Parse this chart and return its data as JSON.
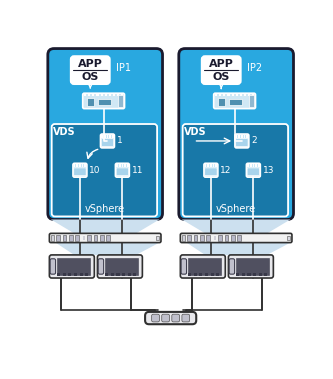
{
  "bg_color": "#ffffff",
  "host_bg": "#29a8e0",
  "host_border": "#1a1a2e",
  "vds_bg": "#1878a8",
  "vds_border": "#ffffff",
  "port_fill": "#29a8e0",
  "port_border": "#ffffff",
  "port_inner": "#ffffff",
  "vm_box_bg": "#ffffff",
  "vm_box_border": "#ffffff",
  "switch_border": "#303030",
  "switch_bg": "#f0f0f0",
  "cable_color": "#303030",
  "fan_color": "#cce0ef",
  "host1_label": "IP1",
  "host2_label": "IP2",
  "app_label": "APP",
  "os_label": "OS",
  "vds_label": "VDS",
  "vsphere_label": "vSphere",
  "port1_label": "1",
  "port2_label": "2",
  "port10_label": "10",
  "port11_label": "11",
  "port12_label": "12",
  "port13_label": "13",
  "lbl_color": "#ffffff",
  "dark_border": "#1a1a2e"
}
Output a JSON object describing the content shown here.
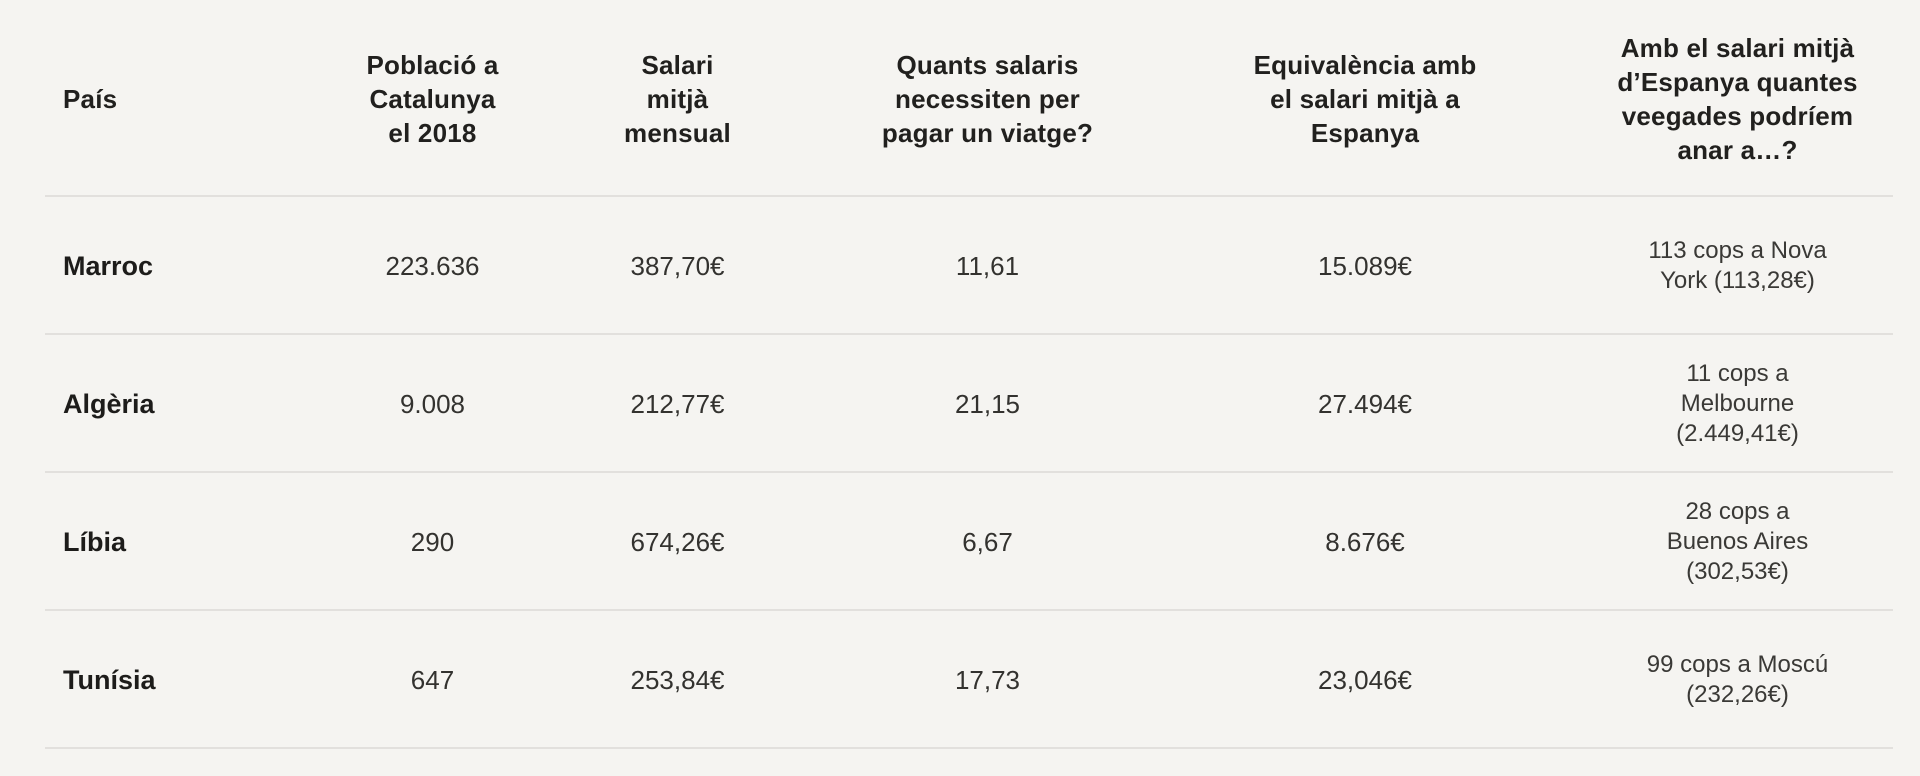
{
  "page": {
    "background_color": "#f5f4f1",
    "divider_color": "#e2e0dd",
    "header_text_color": "#21201e",
    "body_text_color": "#33322f"
  },
  "table": {
    "headers": [
      "País",
      "Població a\nCatalunya\nel 2018",
      "Salari\nmitjà\nmensual",
      "Quants salaris\nnecessiten per\npagar un viatge?",
      "Equivalència amb\nel salari mitjà a\nEspanya",
      "Amb el salari mitjà\nd’Espanya quantes\nveegades podríem\nanar a…?"
    ],
    "rows": [
      {
        "country": "Marroc",
        "population_2018": "223.636",
        "avg_salary": "387,70€",
        "salaries_per_trip": "11,61",
        "equivalence_spain": "15.089€",
        "times_with_spanish_salary": "113 cops a Nova\nYork (113,28€)"
      },
      {
        "country": "Algèria",
        "population_2018": "9.008",
        "avg_salary": "212,77€",
        "salaries_per_trip": "21,15",
        "equivalence_spain": "27.494€",
        "times_with_spanish_salary": "11 cops a\nMelbourne\n(2.449,41€)"
      },
      {
        "country": "Líbia",
        "population_2018": "290",
        "avg_salary": "674,26€",
        "salaries_per_trip": "6,67",
        "equivalence_spain": "8.676€",
        "times_with_spanish_salary": "28 cops a\nBuenos Aires\n(302,53€)"
      },
      {
        "country": "Tunísia",
        "population_2018": "647",
        "avg_salary": "253,84€",
        "salaries_per_trip": "17,73",
        "equivalence_spain": "23,046€",
        "times_with_spanish_salary": "99 cops a Moscú\n(232,26€)"
      }
    ]
  },
  "chart_data": {
    "type": "table",
    "title": "",
    "columns": [
      "País",
      "Població a Catalunya el 2018",
      "Salari mitjà mensual",
      "Quants salaris necessiten per pagar un viatge?",
      "Equivalència amb el salari mitjà a Espanya",
      "Amb el salari mitjà d’Espanya quantes veegades podríem anar a…?"
    ],
    "rows": [
      [
        "Marroc",
        "223.636",
        "387,70€",
        "11,61",
        "15.089€",
        "113 cops a Nova York (113,28€)"
      ],
      [
        "Algèria",
        "9.008",
        "212,77€",
        "21,15",
        "27.494€",
        "11 cops a Melbourne (2.449,41€)"
      ],
      [
        "Líbia",
        "290",
        "674,26€",
        "6,67",
        "8.676€",
        "28 cops a Buenos Aires (302,53€)"
      ],
      [
        "Tunísia",
        "647",
        "253,84€",
        "17,73",
        "23,046€",
        "99 cops a Moscú (232,26€)"
      ]
    ]
  }
}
---*---
[EXERCISE]: Pick out the lines above that hold the string "country" and show them.

[THE SOLUTION]:
        "country": "Marroc",
        "country": "Algèria",
        "country": "Líbia",
        "country": "Tunísia",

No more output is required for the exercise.